#### [Goal]
Identify every line in the records below that contains the word "JSON", and reproduce each one.

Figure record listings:
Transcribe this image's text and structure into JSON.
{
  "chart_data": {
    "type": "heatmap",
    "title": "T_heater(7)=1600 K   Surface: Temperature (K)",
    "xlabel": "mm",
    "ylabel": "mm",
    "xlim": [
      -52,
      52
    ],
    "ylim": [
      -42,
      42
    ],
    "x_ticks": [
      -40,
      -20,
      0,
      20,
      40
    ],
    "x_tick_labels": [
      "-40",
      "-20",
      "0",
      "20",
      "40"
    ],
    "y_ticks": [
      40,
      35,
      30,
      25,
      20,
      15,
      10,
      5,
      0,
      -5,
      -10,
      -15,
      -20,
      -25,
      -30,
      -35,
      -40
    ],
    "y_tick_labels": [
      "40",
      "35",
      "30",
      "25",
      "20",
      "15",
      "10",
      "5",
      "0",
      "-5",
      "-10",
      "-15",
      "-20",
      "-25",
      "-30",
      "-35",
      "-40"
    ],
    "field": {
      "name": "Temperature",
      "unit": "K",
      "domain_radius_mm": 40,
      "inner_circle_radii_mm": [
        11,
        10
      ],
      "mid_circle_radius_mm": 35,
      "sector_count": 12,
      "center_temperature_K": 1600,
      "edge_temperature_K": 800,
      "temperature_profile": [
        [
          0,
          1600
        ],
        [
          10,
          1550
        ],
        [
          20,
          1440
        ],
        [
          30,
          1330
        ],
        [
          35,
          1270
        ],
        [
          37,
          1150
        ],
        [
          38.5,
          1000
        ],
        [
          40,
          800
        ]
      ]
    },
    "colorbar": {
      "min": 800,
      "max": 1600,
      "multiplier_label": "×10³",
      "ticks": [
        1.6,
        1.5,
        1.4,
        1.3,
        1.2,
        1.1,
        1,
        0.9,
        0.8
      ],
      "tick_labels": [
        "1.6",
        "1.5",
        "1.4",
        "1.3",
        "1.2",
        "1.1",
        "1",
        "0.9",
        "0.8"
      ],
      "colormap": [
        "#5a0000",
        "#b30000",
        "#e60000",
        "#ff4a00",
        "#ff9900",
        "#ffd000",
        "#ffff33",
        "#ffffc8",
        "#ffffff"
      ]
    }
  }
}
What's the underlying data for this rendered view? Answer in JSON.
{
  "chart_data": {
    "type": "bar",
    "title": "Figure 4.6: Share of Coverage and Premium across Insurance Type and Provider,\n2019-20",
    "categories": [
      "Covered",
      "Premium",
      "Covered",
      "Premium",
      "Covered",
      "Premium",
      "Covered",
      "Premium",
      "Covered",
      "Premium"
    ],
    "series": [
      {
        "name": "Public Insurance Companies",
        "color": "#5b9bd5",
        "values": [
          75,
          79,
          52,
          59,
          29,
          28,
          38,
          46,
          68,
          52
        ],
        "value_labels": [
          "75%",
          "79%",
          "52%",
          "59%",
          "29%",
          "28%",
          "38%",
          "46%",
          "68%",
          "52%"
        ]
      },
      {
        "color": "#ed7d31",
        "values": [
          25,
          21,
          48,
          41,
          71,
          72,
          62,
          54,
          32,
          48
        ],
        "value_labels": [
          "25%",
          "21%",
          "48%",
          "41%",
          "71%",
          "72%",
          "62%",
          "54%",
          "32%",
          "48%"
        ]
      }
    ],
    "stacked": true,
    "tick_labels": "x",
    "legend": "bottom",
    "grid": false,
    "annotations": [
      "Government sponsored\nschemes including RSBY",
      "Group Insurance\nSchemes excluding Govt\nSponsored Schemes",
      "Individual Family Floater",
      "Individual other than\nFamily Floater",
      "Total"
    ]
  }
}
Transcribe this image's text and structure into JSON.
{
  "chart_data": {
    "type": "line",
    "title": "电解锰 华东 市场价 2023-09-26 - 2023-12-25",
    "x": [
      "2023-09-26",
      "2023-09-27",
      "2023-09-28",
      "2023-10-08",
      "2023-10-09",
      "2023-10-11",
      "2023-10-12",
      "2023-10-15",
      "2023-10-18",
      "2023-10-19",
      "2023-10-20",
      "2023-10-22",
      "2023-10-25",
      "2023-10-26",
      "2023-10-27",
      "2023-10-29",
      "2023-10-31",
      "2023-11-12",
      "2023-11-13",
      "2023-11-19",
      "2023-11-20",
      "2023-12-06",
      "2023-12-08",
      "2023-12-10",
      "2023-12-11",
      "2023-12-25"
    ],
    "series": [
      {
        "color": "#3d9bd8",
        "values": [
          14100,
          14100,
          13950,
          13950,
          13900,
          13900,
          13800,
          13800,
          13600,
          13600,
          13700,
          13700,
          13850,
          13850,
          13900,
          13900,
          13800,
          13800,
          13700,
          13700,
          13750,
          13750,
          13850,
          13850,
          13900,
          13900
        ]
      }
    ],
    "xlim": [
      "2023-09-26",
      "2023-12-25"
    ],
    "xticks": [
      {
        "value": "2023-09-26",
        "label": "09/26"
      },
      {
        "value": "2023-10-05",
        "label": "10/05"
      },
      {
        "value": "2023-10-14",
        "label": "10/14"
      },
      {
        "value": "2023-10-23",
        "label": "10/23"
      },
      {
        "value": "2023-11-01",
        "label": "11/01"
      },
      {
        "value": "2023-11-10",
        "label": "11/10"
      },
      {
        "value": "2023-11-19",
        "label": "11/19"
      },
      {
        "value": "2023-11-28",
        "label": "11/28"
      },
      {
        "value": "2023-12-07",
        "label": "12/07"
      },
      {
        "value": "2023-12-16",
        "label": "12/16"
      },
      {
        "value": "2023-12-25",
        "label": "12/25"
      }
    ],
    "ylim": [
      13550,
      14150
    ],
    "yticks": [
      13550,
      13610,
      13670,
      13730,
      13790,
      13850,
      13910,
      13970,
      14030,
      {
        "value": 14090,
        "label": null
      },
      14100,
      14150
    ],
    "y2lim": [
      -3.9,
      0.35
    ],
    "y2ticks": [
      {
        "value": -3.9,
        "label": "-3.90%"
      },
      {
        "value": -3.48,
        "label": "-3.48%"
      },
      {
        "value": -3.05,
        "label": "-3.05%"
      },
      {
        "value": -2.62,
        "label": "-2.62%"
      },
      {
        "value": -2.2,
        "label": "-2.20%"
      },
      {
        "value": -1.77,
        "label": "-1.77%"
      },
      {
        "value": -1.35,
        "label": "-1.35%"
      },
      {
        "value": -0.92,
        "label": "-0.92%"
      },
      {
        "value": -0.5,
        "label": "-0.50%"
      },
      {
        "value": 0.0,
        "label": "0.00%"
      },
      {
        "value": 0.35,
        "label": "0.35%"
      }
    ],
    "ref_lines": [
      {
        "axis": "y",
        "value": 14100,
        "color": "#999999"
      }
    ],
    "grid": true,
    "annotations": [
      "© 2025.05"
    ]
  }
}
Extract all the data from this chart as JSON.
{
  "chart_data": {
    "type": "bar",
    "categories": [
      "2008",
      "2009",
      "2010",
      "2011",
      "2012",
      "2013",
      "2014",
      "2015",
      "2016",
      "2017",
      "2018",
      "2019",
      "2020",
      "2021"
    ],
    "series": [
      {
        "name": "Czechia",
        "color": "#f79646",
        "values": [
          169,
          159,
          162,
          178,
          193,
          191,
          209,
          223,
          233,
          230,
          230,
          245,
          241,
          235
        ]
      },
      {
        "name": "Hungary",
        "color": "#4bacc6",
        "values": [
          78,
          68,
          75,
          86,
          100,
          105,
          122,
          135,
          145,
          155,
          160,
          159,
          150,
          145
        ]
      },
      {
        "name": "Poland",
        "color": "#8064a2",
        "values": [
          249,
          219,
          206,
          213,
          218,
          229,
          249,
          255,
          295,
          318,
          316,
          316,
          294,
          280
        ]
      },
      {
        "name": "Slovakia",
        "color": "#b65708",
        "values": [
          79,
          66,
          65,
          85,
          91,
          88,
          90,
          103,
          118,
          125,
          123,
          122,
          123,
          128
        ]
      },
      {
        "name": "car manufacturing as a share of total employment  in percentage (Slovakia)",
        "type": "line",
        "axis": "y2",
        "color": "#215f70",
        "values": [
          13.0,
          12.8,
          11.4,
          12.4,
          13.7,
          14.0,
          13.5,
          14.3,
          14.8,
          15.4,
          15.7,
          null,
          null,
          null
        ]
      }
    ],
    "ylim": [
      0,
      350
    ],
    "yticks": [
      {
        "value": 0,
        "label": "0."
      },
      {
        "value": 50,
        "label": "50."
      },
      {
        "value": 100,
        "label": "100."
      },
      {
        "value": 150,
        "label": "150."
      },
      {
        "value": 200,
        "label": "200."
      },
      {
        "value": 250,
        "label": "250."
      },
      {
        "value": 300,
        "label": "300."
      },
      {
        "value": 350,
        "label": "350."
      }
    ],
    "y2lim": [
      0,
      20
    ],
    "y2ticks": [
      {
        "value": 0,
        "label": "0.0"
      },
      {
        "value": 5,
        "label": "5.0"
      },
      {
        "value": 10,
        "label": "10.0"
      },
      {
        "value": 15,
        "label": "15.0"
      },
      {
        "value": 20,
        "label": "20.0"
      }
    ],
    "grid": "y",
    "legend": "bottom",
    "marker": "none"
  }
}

#### [Exercise response]
Transcribe this image's text and structure into JSON.
What's the underlying data for this rendered view? Answer in JSON.
Transcribe this image's text and structure into JSON.
Extract all the data from this chart as JSON.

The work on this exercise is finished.